_Exercise description_
Filter the entries, keeping every line with the word "this".
═════ The input ═════
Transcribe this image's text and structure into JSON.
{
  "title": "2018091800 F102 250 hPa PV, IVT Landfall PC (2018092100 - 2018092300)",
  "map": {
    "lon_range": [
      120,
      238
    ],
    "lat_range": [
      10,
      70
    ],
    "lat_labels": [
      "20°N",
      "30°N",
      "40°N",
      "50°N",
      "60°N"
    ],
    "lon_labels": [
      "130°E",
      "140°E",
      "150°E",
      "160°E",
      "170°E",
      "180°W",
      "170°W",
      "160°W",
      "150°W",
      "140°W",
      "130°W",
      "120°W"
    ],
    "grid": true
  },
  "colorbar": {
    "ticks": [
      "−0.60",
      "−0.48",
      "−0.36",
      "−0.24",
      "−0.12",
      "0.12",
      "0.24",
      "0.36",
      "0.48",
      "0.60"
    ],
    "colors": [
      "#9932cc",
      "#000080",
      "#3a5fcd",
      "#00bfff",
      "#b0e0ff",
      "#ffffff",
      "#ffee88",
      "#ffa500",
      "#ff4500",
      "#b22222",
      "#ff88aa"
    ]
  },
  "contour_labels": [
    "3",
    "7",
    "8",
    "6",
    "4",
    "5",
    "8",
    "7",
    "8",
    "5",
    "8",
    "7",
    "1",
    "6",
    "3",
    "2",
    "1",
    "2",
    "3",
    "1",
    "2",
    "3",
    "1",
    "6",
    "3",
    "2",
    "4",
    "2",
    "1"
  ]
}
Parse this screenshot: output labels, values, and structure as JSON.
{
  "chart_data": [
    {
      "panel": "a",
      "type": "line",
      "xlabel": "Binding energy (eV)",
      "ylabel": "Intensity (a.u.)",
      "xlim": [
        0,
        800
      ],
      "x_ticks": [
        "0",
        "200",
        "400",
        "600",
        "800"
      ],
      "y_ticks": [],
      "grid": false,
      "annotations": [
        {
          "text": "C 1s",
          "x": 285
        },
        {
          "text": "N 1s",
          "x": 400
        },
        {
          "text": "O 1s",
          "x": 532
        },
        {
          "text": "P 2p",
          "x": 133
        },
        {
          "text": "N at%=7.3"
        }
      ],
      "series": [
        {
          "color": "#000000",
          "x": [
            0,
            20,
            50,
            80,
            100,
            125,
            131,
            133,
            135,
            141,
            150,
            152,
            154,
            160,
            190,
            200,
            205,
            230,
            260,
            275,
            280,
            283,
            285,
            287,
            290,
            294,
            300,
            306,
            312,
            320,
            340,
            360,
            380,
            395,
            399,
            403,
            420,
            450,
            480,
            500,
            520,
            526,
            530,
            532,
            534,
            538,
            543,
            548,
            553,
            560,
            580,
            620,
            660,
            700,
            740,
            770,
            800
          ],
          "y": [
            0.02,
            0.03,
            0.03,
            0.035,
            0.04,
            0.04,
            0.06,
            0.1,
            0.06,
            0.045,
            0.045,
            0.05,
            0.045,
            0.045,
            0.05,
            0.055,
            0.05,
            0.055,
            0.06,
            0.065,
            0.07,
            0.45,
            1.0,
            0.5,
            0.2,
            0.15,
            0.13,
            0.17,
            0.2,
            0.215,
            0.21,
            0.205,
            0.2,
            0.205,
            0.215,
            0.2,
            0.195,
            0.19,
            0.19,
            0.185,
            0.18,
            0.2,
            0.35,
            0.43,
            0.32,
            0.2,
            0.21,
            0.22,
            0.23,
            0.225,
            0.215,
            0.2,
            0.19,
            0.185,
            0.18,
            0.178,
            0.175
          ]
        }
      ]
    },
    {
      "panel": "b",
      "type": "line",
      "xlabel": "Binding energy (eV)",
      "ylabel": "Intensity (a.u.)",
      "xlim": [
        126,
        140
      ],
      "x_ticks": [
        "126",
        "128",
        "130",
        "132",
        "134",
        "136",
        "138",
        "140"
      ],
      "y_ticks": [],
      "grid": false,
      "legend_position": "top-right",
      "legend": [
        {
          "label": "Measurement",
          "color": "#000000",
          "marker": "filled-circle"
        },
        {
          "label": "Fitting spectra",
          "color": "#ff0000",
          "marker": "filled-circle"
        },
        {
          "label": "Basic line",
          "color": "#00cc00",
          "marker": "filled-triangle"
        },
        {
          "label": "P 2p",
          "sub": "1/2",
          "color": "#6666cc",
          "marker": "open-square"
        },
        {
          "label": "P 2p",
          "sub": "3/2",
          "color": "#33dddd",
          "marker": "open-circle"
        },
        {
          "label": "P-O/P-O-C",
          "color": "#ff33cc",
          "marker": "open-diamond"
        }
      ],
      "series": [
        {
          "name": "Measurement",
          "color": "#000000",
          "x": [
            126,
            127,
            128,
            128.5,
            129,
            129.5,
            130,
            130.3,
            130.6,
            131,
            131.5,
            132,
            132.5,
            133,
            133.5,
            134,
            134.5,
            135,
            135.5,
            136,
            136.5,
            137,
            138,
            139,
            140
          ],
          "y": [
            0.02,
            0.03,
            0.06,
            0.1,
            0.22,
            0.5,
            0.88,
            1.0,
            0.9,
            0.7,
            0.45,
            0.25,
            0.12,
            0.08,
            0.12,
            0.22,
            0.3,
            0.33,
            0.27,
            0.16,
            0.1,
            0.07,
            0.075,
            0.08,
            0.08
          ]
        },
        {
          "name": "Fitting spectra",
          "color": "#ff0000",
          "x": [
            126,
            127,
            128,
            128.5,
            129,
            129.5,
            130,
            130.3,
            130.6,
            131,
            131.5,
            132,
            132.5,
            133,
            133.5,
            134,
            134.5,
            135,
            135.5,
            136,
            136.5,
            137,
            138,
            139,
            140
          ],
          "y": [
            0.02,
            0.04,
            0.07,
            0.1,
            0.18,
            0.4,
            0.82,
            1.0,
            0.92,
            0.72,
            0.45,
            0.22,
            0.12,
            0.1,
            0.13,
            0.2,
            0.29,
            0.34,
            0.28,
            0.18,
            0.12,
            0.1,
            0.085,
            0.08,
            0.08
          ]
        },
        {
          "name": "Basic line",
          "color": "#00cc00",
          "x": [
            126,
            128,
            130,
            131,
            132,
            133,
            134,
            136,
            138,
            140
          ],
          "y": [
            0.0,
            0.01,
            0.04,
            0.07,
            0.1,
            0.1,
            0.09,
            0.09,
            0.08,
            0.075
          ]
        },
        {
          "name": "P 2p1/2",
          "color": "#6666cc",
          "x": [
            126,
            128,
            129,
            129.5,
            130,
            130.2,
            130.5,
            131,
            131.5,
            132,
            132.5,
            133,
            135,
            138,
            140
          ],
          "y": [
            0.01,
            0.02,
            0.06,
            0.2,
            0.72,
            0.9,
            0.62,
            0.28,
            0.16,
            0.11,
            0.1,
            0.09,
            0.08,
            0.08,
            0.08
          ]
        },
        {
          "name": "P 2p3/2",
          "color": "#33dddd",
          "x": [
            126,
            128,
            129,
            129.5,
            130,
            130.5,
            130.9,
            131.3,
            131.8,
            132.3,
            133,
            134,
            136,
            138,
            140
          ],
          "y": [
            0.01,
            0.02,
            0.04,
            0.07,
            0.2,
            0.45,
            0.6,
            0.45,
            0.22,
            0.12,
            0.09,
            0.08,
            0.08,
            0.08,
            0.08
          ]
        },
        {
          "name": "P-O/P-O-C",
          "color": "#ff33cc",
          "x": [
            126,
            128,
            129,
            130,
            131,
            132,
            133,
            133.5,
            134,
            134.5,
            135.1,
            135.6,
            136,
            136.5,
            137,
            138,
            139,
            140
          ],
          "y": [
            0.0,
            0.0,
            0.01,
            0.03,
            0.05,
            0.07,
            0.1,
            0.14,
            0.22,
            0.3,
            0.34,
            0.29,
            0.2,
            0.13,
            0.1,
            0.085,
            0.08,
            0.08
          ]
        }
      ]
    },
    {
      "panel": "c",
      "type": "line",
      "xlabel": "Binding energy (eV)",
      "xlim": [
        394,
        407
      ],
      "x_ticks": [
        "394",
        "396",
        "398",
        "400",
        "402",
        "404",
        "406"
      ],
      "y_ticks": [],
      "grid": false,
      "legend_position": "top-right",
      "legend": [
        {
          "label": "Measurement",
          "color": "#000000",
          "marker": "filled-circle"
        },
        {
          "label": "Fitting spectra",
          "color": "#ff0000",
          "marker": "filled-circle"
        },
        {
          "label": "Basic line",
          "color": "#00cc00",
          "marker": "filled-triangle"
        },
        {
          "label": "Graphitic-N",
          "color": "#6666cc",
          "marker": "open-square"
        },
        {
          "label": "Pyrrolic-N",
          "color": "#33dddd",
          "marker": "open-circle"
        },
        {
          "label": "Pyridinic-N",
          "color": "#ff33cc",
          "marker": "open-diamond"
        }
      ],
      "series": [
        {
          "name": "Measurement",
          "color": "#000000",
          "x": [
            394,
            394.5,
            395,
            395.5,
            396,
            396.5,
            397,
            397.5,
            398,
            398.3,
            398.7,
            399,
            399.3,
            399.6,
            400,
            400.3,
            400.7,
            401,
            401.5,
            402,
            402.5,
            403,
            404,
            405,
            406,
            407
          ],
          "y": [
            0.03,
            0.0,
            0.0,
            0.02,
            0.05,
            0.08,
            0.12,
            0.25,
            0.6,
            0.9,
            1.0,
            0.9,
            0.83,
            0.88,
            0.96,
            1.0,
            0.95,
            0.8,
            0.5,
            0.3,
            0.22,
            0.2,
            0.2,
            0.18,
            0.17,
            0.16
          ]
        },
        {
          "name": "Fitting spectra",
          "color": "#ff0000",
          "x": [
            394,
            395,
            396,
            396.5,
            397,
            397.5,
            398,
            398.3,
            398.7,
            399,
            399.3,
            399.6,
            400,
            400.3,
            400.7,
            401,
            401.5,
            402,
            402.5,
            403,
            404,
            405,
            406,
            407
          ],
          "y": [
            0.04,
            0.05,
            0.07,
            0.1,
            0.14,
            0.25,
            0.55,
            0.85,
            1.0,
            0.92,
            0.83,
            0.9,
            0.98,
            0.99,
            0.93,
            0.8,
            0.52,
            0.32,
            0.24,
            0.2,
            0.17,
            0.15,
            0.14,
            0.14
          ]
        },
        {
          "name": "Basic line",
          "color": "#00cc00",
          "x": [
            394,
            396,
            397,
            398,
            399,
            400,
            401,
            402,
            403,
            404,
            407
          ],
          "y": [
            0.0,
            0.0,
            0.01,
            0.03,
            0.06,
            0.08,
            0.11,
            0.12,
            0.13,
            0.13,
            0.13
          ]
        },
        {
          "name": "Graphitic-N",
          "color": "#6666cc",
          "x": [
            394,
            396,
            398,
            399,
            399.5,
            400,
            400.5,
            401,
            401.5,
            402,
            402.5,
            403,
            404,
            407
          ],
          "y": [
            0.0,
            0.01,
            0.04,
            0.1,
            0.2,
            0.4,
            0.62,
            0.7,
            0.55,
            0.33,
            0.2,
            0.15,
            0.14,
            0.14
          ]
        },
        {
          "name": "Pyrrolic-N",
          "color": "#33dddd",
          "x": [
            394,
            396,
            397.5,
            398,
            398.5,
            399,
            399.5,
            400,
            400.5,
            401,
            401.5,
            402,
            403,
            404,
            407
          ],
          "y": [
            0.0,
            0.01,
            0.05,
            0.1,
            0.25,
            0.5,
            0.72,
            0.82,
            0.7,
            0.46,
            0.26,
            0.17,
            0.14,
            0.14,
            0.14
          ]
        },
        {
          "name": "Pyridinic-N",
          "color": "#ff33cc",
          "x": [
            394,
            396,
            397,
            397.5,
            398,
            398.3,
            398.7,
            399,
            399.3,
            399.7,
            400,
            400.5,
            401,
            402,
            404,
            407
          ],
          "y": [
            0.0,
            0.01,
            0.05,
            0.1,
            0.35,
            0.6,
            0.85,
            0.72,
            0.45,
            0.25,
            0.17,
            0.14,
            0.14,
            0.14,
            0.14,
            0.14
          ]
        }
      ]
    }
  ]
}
═════
_Written answer_
Transcribe this image's text and structure into JSON.
Parse this screenshot: output labels, values, and structure as JSON.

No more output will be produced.